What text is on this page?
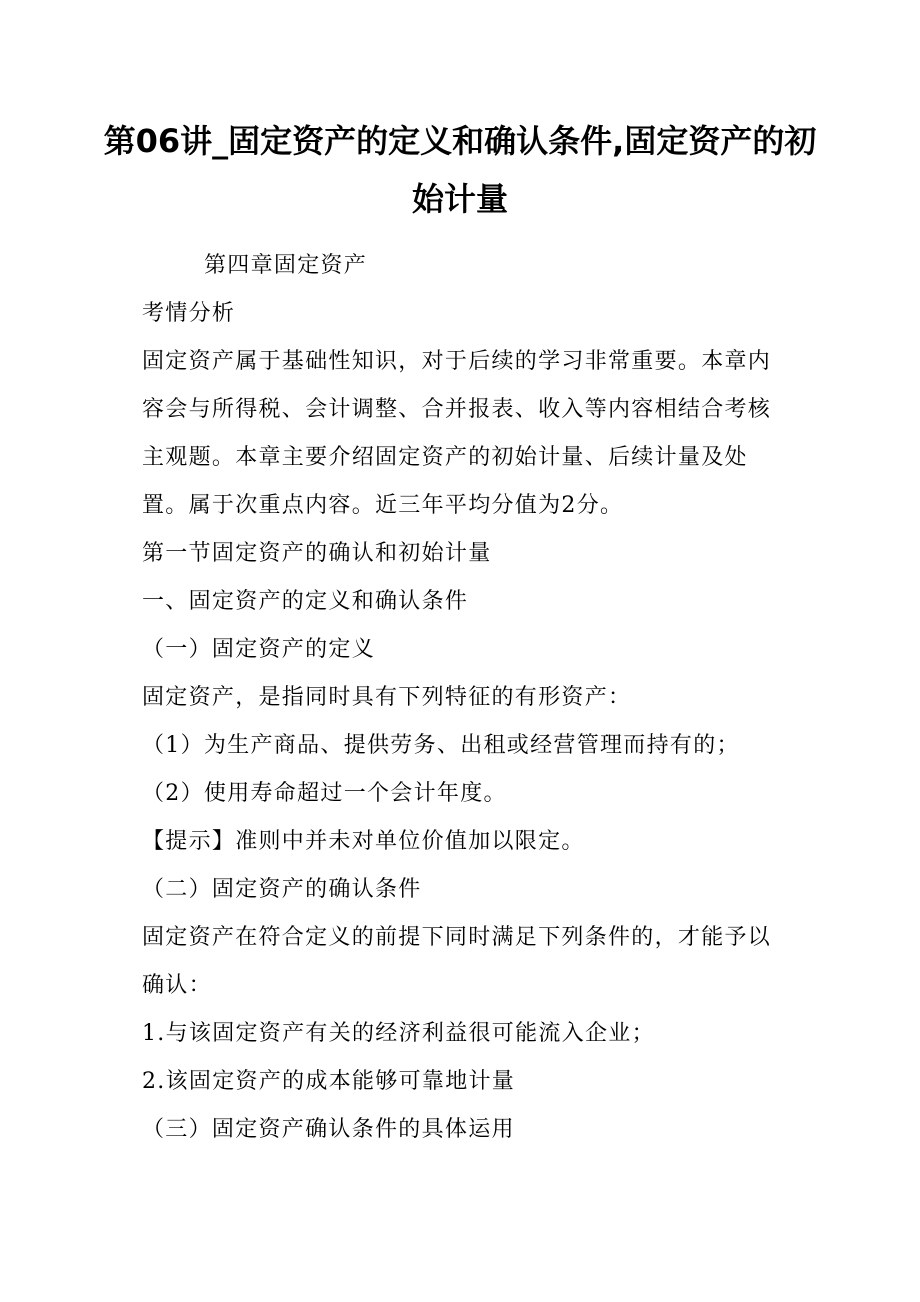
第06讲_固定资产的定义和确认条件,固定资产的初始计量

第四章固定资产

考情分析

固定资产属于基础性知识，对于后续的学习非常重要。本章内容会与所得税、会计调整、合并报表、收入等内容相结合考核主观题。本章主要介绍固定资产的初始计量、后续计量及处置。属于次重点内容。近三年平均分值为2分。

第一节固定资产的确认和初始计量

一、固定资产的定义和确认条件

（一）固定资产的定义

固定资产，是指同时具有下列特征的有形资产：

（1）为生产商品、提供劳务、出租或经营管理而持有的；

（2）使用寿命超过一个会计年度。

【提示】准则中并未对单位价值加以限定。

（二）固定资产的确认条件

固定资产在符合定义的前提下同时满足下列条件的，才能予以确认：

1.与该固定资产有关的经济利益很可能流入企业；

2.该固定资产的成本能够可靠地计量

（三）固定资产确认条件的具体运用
++++++++++++++++++++
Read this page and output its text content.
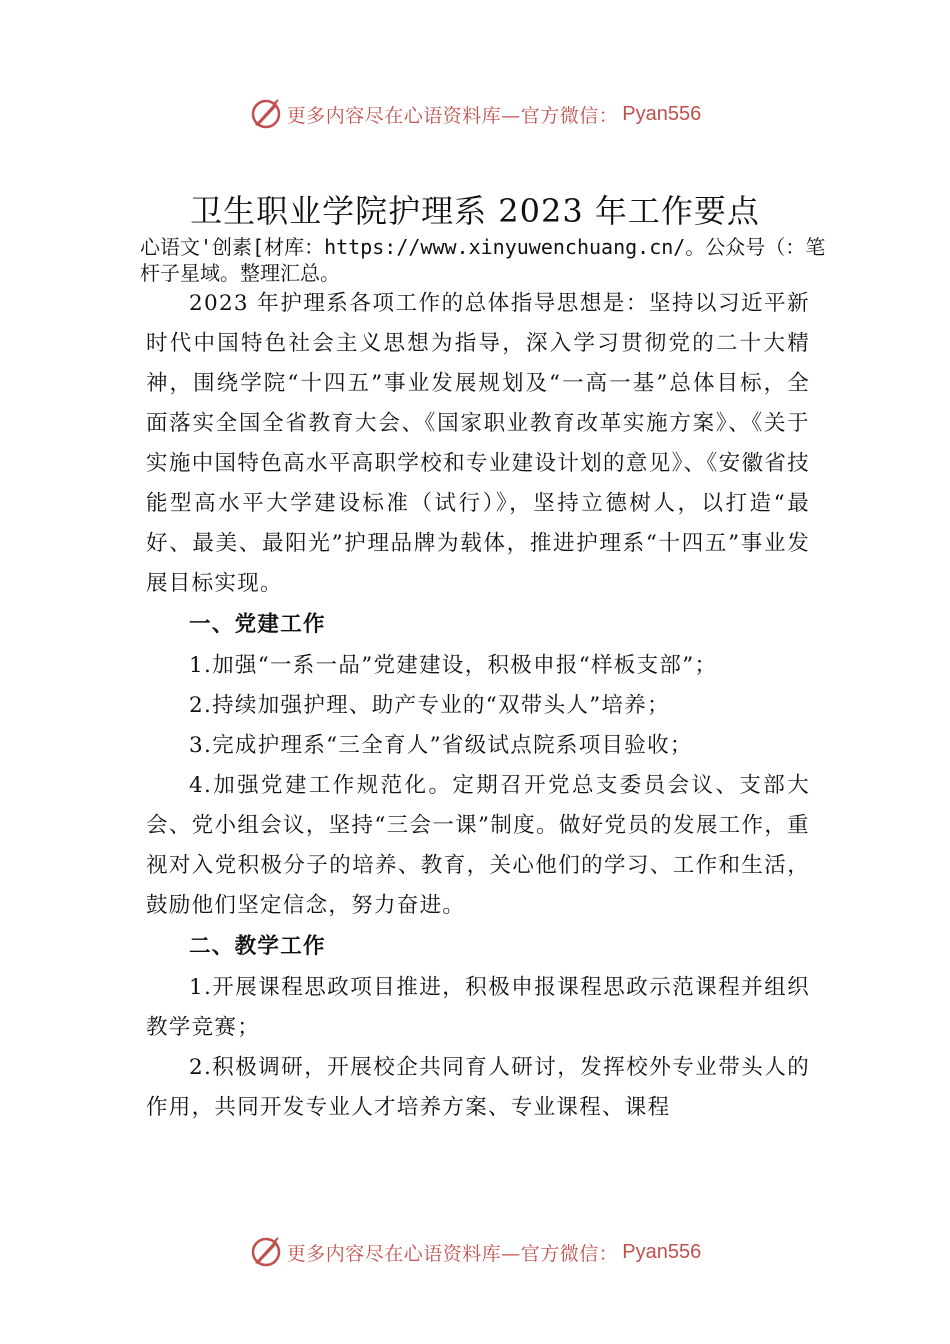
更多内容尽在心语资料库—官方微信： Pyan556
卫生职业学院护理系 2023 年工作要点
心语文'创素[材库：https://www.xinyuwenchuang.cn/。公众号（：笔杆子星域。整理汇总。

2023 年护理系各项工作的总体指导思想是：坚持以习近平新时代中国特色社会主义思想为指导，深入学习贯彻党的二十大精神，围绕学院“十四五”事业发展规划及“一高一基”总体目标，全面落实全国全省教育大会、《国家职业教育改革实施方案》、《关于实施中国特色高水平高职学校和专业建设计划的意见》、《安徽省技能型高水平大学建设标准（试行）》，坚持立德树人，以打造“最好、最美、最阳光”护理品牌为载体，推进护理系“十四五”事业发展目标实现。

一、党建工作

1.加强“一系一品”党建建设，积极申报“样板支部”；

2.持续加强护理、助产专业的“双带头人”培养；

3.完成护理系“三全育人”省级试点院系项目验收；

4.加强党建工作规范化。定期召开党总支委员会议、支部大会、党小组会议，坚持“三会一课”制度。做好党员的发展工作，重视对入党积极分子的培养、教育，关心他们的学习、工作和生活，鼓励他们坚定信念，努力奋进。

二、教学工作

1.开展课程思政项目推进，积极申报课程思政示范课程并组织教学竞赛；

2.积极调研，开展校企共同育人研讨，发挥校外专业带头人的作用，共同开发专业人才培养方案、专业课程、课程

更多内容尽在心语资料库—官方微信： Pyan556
++++++++++++++++++++
• **What the exercise asks**
Scan the lines above for "this", then copy every one that has it.

• **Answer in full**
What text is on this page?
Read this page and output its text content.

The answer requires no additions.